Data listing:
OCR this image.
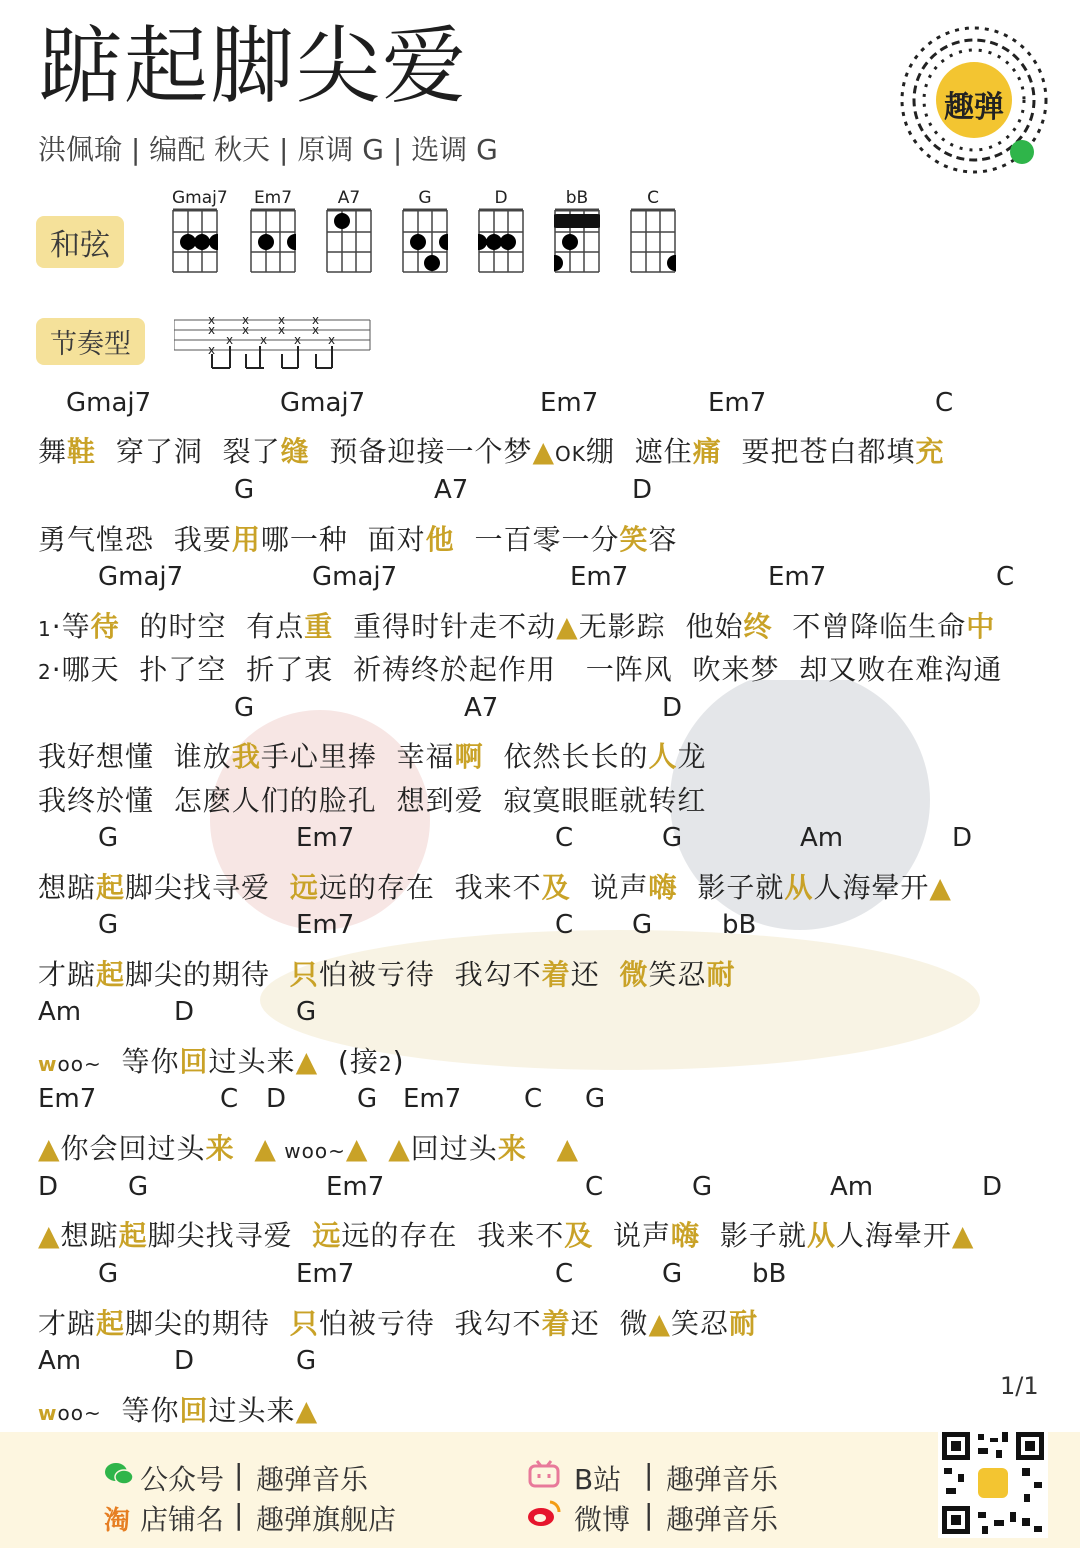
踮起脚尖爱
洪佩瑜 | 编配 秋天 | 原调 G | 选调 G
趣弹
和弦
节奏型
Gmaj7 Em7	A7	G	D	bB	C
x
x
x
x
x
x
x
x
x
x
x
x
x
Gmaj7	Gmaj7	Em7	Em7	C
舞鞋  穿了洞  裂了缝  预备迎接一个梦▲OK绷  遮住痛  要把苍白都填充
G	A7	D
勇气惶恐  我要用哪一种  面对他  一百零一分笑容
Gmaj7	Gmaj7	Em7	Em7	C
1·等待  的时空  有点重  重得时针走不动▲无影踪  他始终  不曾降临生命中
2·哪天  扑了空  折了衷  祈祷终於起作用   一阵风  吹来梦  却又败在难沟通
G	A7	D
我好想懂  谁放我手心里捧  幸福啊  依然长长的人龙
我终於懂  怎麽人们的脸孔  想到爱  寂寞眼眶就转红
G	Em7	C	G	Am	D
想踮起脚尖找寻爱  远远的存在  我来不及  说声嗨  影子就从人海晕开▲
G	Em7	C G	bB
才踮起脚尖的期待  只怕被亏待  我勾不着还  微笑忍耐
Am	D	G
woo~  等你回过头来▲  (接2)
Em7	C D	G Em7 C G
▲你会回过头来 ▲ woo~▲ ▲回过头来 ▲
D	G	Em7	C	G	Am	D
▲想踮起脚尖找寻爱  远远的存在  我来不及  说声嗨  影子就从人海晕开▲
G	Em7	C	G	bB
才踮起脚尖的期待  只怕被亏待  我勾不着还  微▲笑忍耐
Am	D	G
woo~  等你回过头来▲
1/1
公众号 | 趣弹音乐
淘 店铺名 | 趣弹旗舰店
B站 | 趣弹音乐
微博 | 趣弹音乐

Problem: Set the entries down again exactly. Do not include the images.

Answer below:
OCR this image.
踮起脚尖爱
洪佩瑜 | 编配 秋天 | 原调 G | 选调 G
趣弹
和弦
节奏型
Gmaj7 Em7	A7	G	D	bB	C
x
x
x
x
x
x
x
x
x
x
x
x
x
Gmaj7	Gmaj7	Em7	Em7	C
舞鞋  穿了洞  裂了缝  预备迎接一个梦▲OK绷  遮住痛  要把苍白都填充
G	A7	D
勇气惶恐  我要用哪一种  面对他  一百零一分笑容
Gmaj7	Gmaj7	Em7	Em7	C
1·等待  的时空  有点重  重得时针走不动▲无影踪  他始终  不曾降临生命中
2·哪天  扑了空  折了衷  祈祷终於起作用   一阵风  吹来梦  却又败在难沟通
G	A7	D
我好想懂  谁放我手心里捧  幸福啊  依然长长的人龙
我终於懂  怎麽人们的脸孔  想到爱  寂寞眼眶就转红
G	Em7	C	G	Am	D
想踮起脚尖找寻爱  远远的存在  我来不及  说声嗨  影子就从人海晕开▲
G	Em7	C G	bB
才踮起脚尖的期待  只怕被亏待  我勾不着还  微笑忍耐
Am	D	G
woo~  等你回过头来▲  (接2)
Em7	C D	G Em7 C G
▲你会回过头来 ▲ woo~▲ ▲回过头来 ▲
D	G	Em7	C	G	Am	D
▲想踮起脚尖找寻爱  远远的存在  我来不及  说声嗨  影子就从人海晕开▲
G	Em7	C	G	bB
才踮起脚尖的期待  只怕被亏待  我勾不着还  微▲笑忍耐
Am	D	G
woo~  等你回过头来▲
1/1
公众号 | 趣弹音乐
淘 店铺名 | 趣弹旗舰店
B站 | 趣弹音乐
微博 | 趣弹音乐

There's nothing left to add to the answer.